__INPUT MATERIAL__.
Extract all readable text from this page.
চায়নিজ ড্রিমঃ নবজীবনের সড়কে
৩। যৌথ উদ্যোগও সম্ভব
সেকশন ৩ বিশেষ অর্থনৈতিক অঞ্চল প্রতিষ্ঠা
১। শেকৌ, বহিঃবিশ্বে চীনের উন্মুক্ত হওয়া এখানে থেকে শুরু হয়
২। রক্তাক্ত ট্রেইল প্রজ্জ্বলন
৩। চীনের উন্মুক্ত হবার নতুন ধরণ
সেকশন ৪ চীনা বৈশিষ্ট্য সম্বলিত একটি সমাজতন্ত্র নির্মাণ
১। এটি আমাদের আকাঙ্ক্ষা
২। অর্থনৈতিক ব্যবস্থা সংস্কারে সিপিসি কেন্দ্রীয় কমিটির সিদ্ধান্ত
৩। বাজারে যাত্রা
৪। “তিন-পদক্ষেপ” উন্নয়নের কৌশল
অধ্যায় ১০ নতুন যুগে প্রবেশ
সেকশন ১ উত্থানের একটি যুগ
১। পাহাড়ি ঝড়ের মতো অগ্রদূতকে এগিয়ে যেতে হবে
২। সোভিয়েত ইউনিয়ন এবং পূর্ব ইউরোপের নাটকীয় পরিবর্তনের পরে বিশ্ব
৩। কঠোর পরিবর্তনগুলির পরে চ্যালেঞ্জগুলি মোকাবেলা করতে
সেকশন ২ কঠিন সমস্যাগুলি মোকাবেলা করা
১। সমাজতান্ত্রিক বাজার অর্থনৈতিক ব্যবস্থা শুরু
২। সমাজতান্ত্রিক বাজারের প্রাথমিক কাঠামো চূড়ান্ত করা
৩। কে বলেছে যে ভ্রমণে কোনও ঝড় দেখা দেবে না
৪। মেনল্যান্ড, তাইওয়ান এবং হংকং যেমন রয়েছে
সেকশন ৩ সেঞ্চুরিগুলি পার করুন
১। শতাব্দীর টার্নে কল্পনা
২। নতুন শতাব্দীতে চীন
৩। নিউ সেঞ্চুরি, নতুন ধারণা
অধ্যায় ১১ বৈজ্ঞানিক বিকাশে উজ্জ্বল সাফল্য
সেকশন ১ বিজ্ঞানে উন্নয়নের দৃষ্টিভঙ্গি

__WHAT IS BEING ASKED__. Emit the records above again, exactly, with no line skipped.

__ANSWER BELOW__.
Extract all readable text from this page.
চায়নিজ ড্রিমঃ নবজীবনের সড়কে
৩। যৌথ উদ্যোগও সম্ভব
সেকশন ৩ বিশেষ অর্থনৈতিক অঞ্চল প্রতিষ্ঠা
১। শেকৌ, বহিঃবিশ্বে চীনের উন্মুক্ত হওয়া এখানে থেকে শুরু হয়
২। রক্তাক্ত ট্রেইল প্রজ্জ্বলন
৩। চীনের উন্মুক্ত হবার নতুন ধরণ
সেকশন ৪ চীনা বৈশিষ্ট্য সম্বলিত একটি সমাজতন্ত্র নির্মাণ
১। এটি আমাদের আকাঙ্ক্ষা
২। অর্থনৈতিক ব্যবস্থা সংস্কারে সিপিসি কেন্দ্রীয় কমিটির সিদ্ধান্ত
৩। বাজারে যাত্রা
৪। “তিন-পদক্ষেপ” উন্নয়নের কৌশল
অধ্যায় ১০ নতুন যুগে প্রবেশ
সেকশন ১ উত্থানের একটি যুগ
১। পাহাড়ি ঝড়ের মতো অগ্রদূতকে এগিয়ে যেতে হবে
২। সোভিয়েত ইউনিয়ন এবং পূর্ব ইউরোপের নাটকীয় পরিবর্তনের পরে বিশ্ব
৩। কঠোর পরিবর্তনগুলির পরে চ্যালেঞ্জগুলি মোকাবেলা করতে
সেকশন ২ কঠিন সমস্যাগুলি মোকাবেলা করা
১। সমাজতান্ত্রিক বাজার অর্থনৈতিক ব্যবস্থা শুরু
২। সমাজতান্ত্রিক বাজারের প্রাথমিক কাঠামো চূড়ান্ত করা
৩। কে বলেছে যে ভ্রমণে কোনও ঝড় দেখা দেবে না
৪। মেনল্যান্ড, তাইওয়ান এবং হংকং যেমন রয়েছে
সেকশন ৩ সেঞ্চুরিগুলি পার করুন
১। শতাব্দীর টার্নে কল্পনা
২। নতুন শতাব্দীতে চীন
৩। নিউ সেঞ্চুরি, নতুন ধারণা
অধ্যায় ১১ বৈজ্ঞানিক বিকাশে উজ্জ্বল সাফল্য
সেকশন ১ বিজ্ঞানে উন্নয়নের দৃষ্টিভঙ্গি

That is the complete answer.